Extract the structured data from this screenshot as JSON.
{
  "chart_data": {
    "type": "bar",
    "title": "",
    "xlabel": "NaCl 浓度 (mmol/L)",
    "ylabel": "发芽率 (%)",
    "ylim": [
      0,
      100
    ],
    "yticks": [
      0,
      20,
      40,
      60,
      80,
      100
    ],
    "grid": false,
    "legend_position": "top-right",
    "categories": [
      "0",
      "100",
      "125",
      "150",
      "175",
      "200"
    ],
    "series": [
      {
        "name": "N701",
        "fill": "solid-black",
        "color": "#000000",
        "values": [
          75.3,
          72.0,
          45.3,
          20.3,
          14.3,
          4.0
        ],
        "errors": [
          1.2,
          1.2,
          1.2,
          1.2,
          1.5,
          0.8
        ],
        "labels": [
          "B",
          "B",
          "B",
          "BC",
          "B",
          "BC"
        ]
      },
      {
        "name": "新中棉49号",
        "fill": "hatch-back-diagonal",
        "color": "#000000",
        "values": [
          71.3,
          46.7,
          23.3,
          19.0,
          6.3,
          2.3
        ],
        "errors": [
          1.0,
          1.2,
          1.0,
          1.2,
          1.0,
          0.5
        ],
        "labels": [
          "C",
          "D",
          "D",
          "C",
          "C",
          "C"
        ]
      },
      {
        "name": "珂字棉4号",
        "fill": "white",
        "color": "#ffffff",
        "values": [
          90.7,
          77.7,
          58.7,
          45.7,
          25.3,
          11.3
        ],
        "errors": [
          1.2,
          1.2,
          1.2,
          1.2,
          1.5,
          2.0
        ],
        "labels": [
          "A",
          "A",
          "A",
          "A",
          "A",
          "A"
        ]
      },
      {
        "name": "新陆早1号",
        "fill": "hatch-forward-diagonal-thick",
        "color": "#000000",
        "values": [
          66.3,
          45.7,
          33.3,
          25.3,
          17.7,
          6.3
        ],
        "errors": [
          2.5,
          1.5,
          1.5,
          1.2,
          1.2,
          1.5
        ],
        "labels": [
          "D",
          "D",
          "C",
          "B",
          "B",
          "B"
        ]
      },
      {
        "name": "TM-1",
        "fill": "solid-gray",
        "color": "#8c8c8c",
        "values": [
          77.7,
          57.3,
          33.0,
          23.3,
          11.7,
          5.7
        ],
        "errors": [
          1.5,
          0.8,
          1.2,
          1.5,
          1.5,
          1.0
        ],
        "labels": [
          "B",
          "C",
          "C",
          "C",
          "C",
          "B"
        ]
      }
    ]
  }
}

EXERCISE TASK:
Reproduce every line of the data verbatim.

EXERCISE OUTPUT:
Extract the structured data from this screenshot as JSON.
{
  "chart_data": {
    "type": "bar",
    "title": "",
    "xlabel": "NaCl 浓度 (mmol/L)",
    "ylabel": "发芽率 (%)",
    "ylim": [
      0,
      100
    ],
    "yticks": [
      0,
      20,
      40,
      60,
      80,
      100
    ],
    "grid": false,
    "legend_position": "top-right",
    "categories": [
      "0",
      "100",
      "125",
      "150",
      "175",
      "200"
    ],
    "series": [
      {
        "name": "N701",
        "fill": "solid-black",
        "color": "#000000",
        "values": [
          75.3,
          72.0,
          45.3,
          20.3,
          14.3,
          4.0
        ],
        "errors": [
          1.2,
          1.2,
          1.2,
          1.2,
          1.5,
          0.8
        ],
        "labels": [
          "B",
          "B",
          "B",
          "BC",
          "B",
          "BC"
        ]
      },
      {
        "name": "新中棉49号",
        "fill": "hatch-back-diagonal",
        "color": "#000000",
        "values": [
          71.3,
          46.7,
          23.3,
          19.0,
          6.3,
          2.3
        ],
        "errors": [
          1.0,
          1.2,
          1.0,
          1.2,
          1.0,
          0.5
        ],
        "labels": [
          "C",
          "D",
          "D",
          "C",
          "C",
          "C"
        ]
      },
      {
        "name": "珂字棉4号",
        "fill": "white",
        "color": "#ffffff",
        "values": [
          90.7,
          77.7,
          58.7,
          45.7,
          25.3,
          11.3
        ],
        "errors": [
          1.2,
          1.2,
          1.2,
          1.2,
          1.5,
          2.0
        ],
        "labels": [
          "A",
          "A",
          "A",
          "A",
          "A",
          "A"
        ]
      },
      {
        "name": "新陆早1号",
        "fill": "hatch-forward-diagonal-thick",
        "color": "#000000",
        "values": [
          66.3,
          45.7,
          33.3,
          25.3,
          17.7,
          6.3
        ],
        "errors": [
          2.5,
          1.5,
          1.5,
          1.2,
          1.2,
          1.5
        ],
        "labels": [
          "D",
          "D",
          "C",
          "B",
          "B",
          "B"
        ]
      },
      {
        "name": "TM-1",
        "fill": "solid-gray",
        "color": "#8c8c8c",
        "values": [
          77.7,
          57.3,
          33.0,
          23.3,
          11.7,
          5.7
        ],
        "errors": [
          1.5,
          0.8,
          1.2,
          1.5,
          1.5,
          1.0
        ],
        "labels": [
          "B",
          "C",
          "C",
          "C",
          "C",
          "B"
        ]
      }
    ]
  }
}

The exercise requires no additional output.